# GOAL OF THE EXERCISE
Reproduce every entry exactly as shown.
-------- SUPPLIED RECORDS
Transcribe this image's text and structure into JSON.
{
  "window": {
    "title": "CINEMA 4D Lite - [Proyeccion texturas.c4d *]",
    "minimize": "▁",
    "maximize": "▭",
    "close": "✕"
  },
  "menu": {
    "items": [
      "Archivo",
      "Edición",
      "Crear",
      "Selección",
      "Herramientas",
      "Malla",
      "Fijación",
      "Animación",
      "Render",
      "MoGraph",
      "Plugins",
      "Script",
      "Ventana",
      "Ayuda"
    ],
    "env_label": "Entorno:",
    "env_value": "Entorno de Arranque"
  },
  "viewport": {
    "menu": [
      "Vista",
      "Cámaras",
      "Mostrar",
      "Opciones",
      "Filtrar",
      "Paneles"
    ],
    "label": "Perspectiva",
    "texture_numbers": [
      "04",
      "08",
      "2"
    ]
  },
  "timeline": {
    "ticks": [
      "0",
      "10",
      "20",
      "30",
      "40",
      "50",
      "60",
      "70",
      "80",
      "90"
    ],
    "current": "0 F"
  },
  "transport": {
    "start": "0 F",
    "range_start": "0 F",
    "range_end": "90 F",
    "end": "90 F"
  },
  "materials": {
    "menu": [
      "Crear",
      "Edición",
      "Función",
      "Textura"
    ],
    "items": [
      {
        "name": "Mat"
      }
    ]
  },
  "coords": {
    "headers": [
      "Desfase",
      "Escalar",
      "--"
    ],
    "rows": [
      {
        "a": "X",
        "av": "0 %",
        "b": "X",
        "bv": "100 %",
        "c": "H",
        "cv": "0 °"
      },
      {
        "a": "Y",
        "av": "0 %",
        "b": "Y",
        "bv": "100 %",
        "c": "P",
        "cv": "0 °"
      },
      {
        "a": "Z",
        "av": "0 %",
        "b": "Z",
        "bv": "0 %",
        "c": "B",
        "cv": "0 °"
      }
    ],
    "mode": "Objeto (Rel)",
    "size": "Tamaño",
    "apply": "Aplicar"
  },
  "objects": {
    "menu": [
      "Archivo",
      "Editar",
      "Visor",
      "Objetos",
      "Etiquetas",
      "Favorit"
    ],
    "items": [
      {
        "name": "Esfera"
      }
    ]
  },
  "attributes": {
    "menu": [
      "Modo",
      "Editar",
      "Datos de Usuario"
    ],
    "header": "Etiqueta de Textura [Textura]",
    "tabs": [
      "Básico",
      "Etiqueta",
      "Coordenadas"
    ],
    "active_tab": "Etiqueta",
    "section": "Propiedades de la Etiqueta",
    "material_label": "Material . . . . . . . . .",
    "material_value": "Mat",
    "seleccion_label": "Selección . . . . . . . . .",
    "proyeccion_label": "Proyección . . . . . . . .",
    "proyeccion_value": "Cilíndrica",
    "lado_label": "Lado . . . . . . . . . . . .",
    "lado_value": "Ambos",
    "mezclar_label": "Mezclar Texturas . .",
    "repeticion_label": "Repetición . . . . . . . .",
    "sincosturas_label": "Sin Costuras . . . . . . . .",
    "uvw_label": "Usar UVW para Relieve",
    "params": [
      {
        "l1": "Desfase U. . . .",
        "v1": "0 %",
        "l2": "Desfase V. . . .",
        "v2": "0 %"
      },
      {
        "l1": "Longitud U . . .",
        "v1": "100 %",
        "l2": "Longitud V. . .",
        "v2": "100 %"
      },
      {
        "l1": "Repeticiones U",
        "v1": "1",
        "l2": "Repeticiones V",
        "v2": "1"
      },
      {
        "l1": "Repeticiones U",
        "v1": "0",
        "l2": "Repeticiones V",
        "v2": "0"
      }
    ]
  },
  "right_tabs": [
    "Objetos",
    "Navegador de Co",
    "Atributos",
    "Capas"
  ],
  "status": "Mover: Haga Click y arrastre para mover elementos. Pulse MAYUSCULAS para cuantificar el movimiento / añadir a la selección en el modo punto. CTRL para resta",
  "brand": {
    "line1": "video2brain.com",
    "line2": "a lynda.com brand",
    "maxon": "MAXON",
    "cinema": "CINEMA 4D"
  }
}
----------------
# IN RESPONSE
Transcribe this image's text and structure into JSON.
{
  "window": {
    "title": "CINEMA 4D Lite - [Proyeccion texturas.c4d *]",
    "minimize": "▁",
    "maximize": "▭",
    "close": "✕"
  },
  "menu": {
    "items": [
      "Archivo",
      "Edición",
      "Crear",
      "Selección",
      "Herramientas",
      "Malla",
      "Fijación",
      "Animación",
      "Render",
      "MoGraph",
      "Plugins",
      "Script",
      "Ventana",
      "Ayuda"
    ],
    "env_label": "Entorno:",
    "env_value": "Entorno de Arranque"
  },
  "viewport": {
    "menu": [
      "Vista",
      "Cámaras",
      "Mostrar",
      "Opciones",
      "Filtrar",
      "Paneles"
    ],
    "label": "Perspectiva",
    "texture_numbers": [
      "04",
      "08",
      "2"
    ]
  },
  "timeline": {
    "ticks": [
      "0",
      "10",
      "20",
      "30",
      "40",
      "50",
      "60",
      "70",
      "80",
      "90"
    ],
    "current": "0 F"
  },
  "transport": {
    "start": "0 F",
    "range_start": "0 F",
    "range_end": "90 F",
    "end": "90 F"
  },
  "materials": {
    "menu": [
      "Crear",
      "Edición",
      "Función",
      "Textura"
    ],
    "items": [
      {
        "name": "Mat"
      }
    ]
  },
  "coords": {
    "headers": [
      "Desfase",
      "Escalar",
      "--"
    ],
    "rows": [
      {
        "a": "X",
        "av": "0 %",
        "b": "X",
        "bv": "100 %",
        "c": "H",
        "cv": "0 °"
      },
      {
        "a": "Y",
        "av": "0 %",
        "b": "Y",
        "bv": "100 %",
        "c": "P",
        "cv": "0 °"
      },
      {
        "a": "Z",
        "av": "0 %",
        "b": "Z",
        "bv": "0 %",
        "c": "B",
        "cv": "0 °"
      }
    ],
    "mode": "Objeto (Rel)",
    "size": "Tamaño",
    "apply": "Aplicar"
  },
  "objects": {
    "menu": [
      "Archivo",
      "Editar",
      "Visor",
      "Objetos",
      "Etiquetas",
      "Favorit"
    ],
    "items": [
      {
        "name": "Esfera"
      }
    ]
  },
  "attributes": {
    "menu": [
      "Modo",
      "Editar",
      "Datos de Usuario"
    ],
    "header": "Etiqueta de Textura [Textura]",
    "tabs": [
      "Básico",
      "Etiqueta",
      "Coordenadas"
    ],
    "active_tab": "Etiqueta",
    "section": "Propiedades de la Etiqueta",
    "material_label": "Material . . . . . . . . .",
    "material_value": "Mat",
    "seleccion_label": "Selección . . . . . . . . .",
    "proyeccion_label": "Proyección . . . . . . . .",
    "proyeccion_value": "Cilíndrica",
    "lado_label": "Lado . . . . . . . . . . . .",
    "lado_value": "Ambos",
    "mezclar_label": "Mezclar Texturas . .",
    "repeticion_label": "Repetición . . . . . . . .",
    "sincosturas_label": "Sin Costuras . . . . . . . .",
    "uvw_label": "Usar UVW para Relieve",
    "params": [
      {
        "l1": "Desfase U. . . .",
        "v1": "0 %",
        "l2": "Desfase V. . . .",
        "v2": "0 %"
      },
      {
        "l1": "Longitud U . . .",
        "v1": "100 %",
        "l2": "Longitud V. . .",
        "v2": "100 %"
      },
      {
        "l1": "Repeticiones U",
        "v1": "1",
        "l2": "Repeticiones V",
        "v2": "1"
      },
      {
        "l1": "Repeticiones U",
        "v1": "0",
        "l2": "Repeticiones V",
        "v2": "0"
      }
    ]
  },
  "right_tabs": [
    "Objetos",
    "Navegador de Co",
    "Atributos",
    "Capas"
  ],
  "status": "Mover: Haga Click y arrastre para mover elementos. Pulse MAYUSCULAS para cuantificar el movimiento / añadir a la selección en el modo punto. CTRL para resta",
  "brand": {
    "line1": "video2brain.com",
    "line2": "a lynda.com brand",
    "maxon": "MAXON",
    "cinema": "CINEMA 4D"
  }
}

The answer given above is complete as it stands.